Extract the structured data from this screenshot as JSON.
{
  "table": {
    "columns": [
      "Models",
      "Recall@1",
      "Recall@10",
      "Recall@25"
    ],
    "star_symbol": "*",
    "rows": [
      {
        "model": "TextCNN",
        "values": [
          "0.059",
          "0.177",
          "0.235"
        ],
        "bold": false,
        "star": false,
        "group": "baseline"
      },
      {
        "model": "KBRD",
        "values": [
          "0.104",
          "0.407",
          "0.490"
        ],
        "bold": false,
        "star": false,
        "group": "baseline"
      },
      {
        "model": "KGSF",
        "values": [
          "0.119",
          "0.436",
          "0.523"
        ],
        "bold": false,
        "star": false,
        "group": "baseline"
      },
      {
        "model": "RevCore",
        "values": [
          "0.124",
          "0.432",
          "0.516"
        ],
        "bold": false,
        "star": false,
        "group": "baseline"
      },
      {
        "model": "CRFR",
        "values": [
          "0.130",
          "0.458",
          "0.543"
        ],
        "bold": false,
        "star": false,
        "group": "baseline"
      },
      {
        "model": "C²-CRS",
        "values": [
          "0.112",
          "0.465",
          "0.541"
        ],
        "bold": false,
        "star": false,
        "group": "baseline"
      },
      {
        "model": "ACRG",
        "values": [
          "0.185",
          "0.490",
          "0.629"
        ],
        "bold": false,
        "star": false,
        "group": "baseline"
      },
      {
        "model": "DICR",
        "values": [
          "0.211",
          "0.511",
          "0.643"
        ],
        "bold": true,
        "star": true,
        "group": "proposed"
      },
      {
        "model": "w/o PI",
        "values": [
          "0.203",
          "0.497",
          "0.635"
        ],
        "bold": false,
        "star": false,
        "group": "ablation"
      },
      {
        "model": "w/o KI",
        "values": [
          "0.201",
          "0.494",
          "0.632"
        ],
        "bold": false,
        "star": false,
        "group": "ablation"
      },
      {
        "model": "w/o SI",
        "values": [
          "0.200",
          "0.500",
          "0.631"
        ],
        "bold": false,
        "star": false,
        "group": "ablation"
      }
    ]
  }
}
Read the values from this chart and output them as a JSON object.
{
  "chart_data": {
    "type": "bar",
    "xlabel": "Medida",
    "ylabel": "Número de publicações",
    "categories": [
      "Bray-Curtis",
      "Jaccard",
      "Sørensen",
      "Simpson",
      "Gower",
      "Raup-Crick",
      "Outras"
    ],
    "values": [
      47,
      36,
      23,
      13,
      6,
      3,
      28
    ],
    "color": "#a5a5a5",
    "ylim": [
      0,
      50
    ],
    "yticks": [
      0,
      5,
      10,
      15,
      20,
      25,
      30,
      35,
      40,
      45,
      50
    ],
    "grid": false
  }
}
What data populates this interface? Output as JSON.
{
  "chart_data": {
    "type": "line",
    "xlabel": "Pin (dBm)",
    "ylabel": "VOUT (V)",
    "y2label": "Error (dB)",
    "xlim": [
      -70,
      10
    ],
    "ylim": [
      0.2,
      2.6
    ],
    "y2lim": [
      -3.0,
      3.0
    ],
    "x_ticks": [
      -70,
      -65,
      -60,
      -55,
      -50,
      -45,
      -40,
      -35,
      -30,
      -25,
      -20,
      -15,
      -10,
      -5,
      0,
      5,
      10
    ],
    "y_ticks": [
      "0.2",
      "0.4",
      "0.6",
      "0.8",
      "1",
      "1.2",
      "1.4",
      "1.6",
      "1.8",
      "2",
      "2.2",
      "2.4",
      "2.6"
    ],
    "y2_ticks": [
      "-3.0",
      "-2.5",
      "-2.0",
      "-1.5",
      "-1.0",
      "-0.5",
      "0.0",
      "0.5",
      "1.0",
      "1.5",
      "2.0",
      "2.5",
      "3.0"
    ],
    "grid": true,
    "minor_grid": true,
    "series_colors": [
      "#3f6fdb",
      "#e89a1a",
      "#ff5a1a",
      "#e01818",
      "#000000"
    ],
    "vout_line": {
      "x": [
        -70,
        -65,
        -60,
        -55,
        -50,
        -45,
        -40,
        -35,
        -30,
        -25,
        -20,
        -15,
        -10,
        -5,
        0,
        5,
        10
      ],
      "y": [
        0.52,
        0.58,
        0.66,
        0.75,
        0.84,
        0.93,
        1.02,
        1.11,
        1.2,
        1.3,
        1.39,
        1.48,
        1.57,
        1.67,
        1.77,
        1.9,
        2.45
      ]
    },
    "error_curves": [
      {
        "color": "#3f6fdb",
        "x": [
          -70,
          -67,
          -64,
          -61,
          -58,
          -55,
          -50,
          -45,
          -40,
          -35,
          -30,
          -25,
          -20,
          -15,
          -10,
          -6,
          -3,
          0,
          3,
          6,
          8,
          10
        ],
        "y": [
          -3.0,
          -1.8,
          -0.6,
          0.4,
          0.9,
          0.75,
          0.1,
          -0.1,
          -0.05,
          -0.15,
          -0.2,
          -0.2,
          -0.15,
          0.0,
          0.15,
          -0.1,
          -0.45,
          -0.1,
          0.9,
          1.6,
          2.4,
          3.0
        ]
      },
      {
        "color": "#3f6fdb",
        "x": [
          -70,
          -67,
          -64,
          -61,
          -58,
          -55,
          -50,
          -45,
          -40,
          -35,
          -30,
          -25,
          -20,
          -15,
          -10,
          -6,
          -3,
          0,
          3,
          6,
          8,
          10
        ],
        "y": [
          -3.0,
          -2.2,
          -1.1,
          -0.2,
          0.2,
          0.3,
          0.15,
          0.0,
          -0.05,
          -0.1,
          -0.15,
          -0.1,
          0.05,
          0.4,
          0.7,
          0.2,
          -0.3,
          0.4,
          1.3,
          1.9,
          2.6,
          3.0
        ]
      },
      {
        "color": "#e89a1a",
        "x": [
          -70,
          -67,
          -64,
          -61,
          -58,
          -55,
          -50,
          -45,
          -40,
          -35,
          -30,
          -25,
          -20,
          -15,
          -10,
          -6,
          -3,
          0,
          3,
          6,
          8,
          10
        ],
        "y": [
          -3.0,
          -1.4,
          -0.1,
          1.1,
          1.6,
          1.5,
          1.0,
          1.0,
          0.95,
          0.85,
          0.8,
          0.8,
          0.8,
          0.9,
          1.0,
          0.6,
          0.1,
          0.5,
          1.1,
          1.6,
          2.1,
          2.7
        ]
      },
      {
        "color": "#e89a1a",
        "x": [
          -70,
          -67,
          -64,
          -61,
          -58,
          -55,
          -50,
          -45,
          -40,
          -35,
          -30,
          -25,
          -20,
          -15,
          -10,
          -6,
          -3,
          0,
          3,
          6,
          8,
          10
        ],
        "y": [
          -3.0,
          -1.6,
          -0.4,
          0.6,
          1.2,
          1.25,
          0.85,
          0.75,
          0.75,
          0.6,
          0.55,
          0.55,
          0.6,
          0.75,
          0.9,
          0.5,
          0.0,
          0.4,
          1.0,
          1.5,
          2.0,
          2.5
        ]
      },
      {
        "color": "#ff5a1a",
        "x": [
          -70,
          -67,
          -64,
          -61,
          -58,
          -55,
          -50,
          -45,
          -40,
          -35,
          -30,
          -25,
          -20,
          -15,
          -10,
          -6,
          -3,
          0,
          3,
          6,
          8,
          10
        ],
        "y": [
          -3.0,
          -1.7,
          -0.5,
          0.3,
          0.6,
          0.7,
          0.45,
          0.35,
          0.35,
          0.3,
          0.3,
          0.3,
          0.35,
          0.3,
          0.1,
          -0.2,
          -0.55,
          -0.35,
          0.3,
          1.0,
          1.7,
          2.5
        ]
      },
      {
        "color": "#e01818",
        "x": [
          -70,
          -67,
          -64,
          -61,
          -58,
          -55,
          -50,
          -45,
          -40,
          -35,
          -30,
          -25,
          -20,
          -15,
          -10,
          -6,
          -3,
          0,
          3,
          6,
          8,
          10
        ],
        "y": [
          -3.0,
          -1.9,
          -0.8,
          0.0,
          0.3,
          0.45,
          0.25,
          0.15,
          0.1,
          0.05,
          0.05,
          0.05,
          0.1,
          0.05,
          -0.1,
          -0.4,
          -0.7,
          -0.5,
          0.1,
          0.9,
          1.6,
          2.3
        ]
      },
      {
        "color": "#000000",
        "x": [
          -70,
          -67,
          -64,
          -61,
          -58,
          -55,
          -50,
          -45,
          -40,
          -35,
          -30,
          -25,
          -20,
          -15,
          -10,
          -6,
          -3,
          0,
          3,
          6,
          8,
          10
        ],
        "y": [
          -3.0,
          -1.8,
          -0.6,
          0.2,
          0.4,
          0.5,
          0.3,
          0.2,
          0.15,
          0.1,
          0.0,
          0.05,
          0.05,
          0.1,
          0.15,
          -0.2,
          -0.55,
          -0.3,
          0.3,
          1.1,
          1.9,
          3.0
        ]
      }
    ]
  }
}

## [REQUIRED TASK]
Give every line of the material that includes the string "this".

## [ANSWER FOR THE TASK]
Extract the structured data from this screenshot as JSON.
Read the values from this chart and output them as a JSON object.
What data populates this interface? Output as JSON.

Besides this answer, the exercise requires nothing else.